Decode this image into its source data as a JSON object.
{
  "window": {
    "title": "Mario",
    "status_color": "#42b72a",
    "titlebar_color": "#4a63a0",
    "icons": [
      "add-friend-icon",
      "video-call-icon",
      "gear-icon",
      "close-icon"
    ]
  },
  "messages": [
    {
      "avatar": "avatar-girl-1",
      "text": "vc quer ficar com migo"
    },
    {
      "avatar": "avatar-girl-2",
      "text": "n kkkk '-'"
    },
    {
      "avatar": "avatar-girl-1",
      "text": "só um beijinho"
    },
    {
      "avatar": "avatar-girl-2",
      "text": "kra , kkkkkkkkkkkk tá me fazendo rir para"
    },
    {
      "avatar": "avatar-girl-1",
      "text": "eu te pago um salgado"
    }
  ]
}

TASK STATEMENT = Your task is to repeat the data exactly; please include every line.

RESULT =
Decode this image into its source data as a JSON object.
{
  "window": {
    "title": "Mario",
    "status_color": "#42b72a",
    "titlebar_color": "#4a63a0",
    "icons": [
      "add-friend-icon",
      "video-call-icon",
      "gear-icon",
      "close-icon"
    ]
  },
  "messages": [
    {
      "avatar": "avatar-girl-1",
      "text": "vc quer ficar com migo"
    },
    {
      "avatar": "avatar-girl-2",
      "text": "n kkkk '-'"
    },
    {
      "avatar": "avatar-girl-1",
      "text": "só um beijinho"
    },
    {
      "avatar": "avatar-girl-2",
      "text": "kra , kkkkkkkkkkkk tá me fazendo rir para"
    },
    {
      "avatar": "avatar-girl-1",
      "text": "eu te pago um salgado"
    }
  ]
}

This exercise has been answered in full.